§ **What to produce**: In the entries below, find the lines with the word "的最大值是" and copy them.
** Begin Extracted data **
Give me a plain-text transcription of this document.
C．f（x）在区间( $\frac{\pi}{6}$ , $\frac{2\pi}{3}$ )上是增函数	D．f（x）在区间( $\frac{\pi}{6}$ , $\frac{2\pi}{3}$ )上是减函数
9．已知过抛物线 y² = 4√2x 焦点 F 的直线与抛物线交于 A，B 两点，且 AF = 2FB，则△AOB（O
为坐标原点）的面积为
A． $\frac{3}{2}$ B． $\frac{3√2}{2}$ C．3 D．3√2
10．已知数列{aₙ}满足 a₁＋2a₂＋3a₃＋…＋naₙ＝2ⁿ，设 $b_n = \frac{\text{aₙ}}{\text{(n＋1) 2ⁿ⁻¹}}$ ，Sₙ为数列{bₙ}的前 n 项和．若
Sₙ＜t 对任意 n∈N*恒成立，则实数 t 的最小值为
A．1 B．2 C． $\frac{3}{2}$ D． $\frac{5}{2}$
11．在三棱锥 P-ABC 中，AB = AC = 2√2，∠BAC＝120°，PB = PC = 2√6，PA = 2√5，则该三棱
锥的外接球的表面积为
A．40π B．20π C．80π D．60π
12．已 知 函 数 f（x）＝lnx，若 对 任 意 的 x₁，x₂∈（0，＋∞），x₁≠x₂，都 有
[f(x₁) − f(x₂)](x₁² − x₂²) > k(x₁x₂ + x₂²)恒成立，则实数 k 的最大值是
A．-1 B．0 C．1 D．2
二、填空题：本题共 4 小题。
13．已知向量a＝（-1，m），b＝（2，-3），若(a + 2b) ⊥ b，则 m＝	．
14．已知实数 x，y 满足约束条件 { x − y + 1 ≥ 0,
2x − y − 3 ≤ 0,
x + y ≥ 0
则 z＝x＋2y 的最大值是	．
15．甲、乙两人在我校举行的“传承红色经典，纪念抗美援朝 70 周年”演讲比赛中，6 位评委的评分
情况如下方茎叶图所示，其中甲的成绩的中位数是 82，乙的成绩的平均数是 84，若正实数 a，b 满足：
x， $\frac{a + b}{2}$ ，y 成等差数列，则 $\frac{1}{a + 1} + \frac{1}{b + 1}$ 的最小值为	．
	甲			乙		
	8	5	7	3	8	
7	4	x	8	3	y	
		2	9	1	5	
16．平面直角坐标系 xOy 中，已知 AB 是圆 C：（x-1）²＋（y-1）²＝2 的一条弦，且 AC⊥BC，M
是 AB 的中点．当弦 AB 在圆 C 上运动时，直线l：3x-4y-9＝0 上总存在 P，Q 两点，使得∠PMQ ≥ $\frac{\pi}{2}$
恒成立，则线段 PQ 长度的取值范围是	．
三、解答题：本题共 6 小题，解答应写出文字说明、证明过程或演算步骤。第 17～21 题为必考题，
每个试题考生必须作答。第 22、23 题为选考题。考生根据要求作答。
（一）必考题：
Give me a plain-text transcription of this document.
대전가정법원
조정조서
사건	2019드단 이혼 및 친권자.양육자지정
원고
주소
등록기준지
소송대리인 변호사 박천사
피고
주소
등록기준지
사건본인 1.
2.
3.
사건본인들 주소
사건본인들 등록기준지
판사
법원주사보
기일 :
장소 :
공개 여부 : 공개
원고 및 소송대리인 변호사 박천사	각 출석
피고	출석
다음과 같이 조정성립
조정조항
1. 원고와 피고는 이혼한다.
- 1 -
** End Extracted data **
§ **Result below**:
[f(x₁) − f(x₂)](x₁² − x₂²) > k(x₁x₂ + x₂²)恒成立，则实数 k 的最大值是
则 z＝x＋2y 的最大值是	．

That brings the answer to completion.